### Goal of the exercise:
Your task is to repeat the lines below exactly, excluding any pictures they contain.

### Records:

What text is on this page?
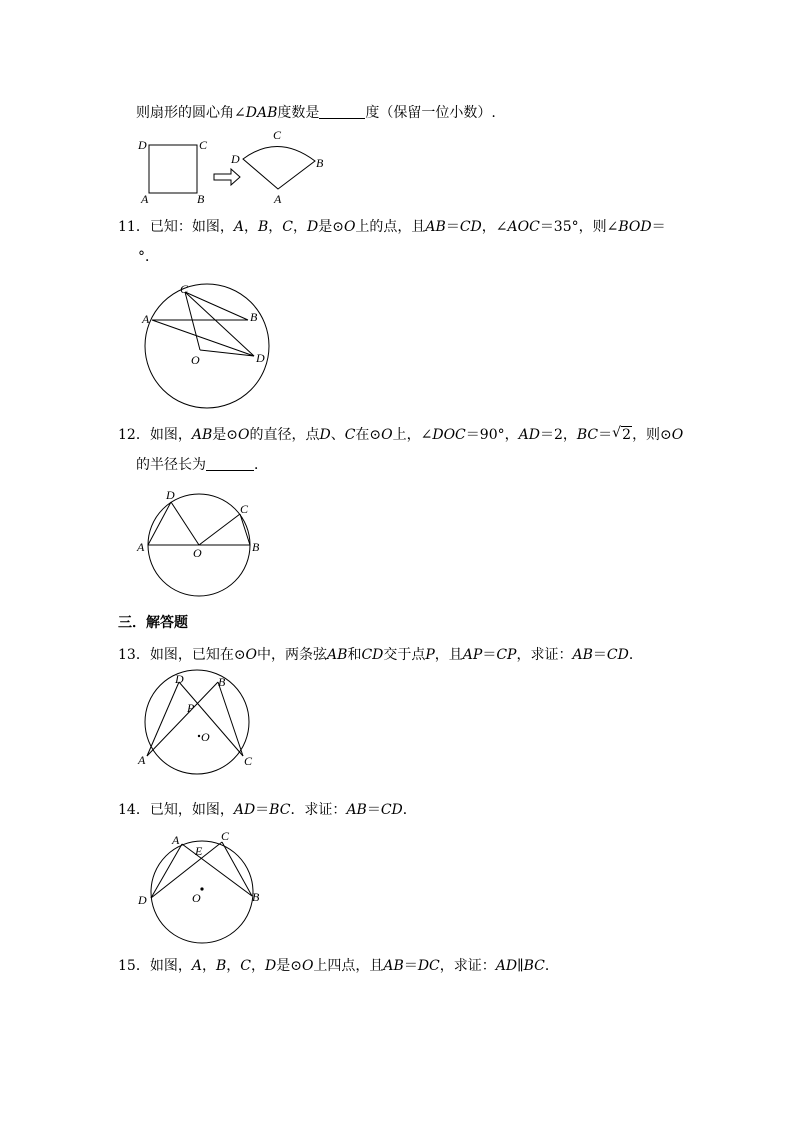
则扇形的圆心角∠DAB度数是	度（保留一位小数）.
D	C
A	B
D
C
B
A
11．已知：如图，A，B，C，D是⊙O上的点，且AB＝CD，∠AOC＝35°，则∠BOD＝
°．
A
C
B
D
O
12．如图，AB是⊙O的直径，点D、C在⊙O上，∠DOC＝90°，AD＝2，BC＝ √ 2，则⊙O
的半径长为	．
A
D
C
B
O
三．解答题
13．如图，已知在⊙O中，两条弦AB和CD交于点P，且AP＝CP，求证：AB＝CD．
A
D	B
C
P
O
14．已知，如图，AD＝BC．求证：AB＝CD．
A	C
E
D	B
O
15．如图，A，B，C，D是⊙O上四点，且AB＝DC，求证：AD∥BC．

### The reply:
What text is on this page?
则扇形的圆心角∠DAB度数是	度（保留一位小数）.
D	C
A	B
D
C
B
A
11．已知：如图，A，B，C，D是⊙O上的点，且AB＝CD，∠AOC＝35°，则∠BOD＝
°．
A
C
B
D
O
12．如图，AB是⊙O的直径，点D、C在⊙O上，∠DOC＝90°，AD＝2，BC＝ √ 2，则⊙O
的半径长为	．
A
D
C
B
O
三．解答题
13．如图，已知在⊙O中，两条弦AB和CD交于点P，且AP＝CP，求证：AB＝CD．
A
D	B
C
P
O
14．已知，如图，AD＝BC．求证：AB＝CD．
A	C
E
D	B
O
15．如图，A，B，C，D是⊙O上四点，且AB＝DC，求证：AD∥BC．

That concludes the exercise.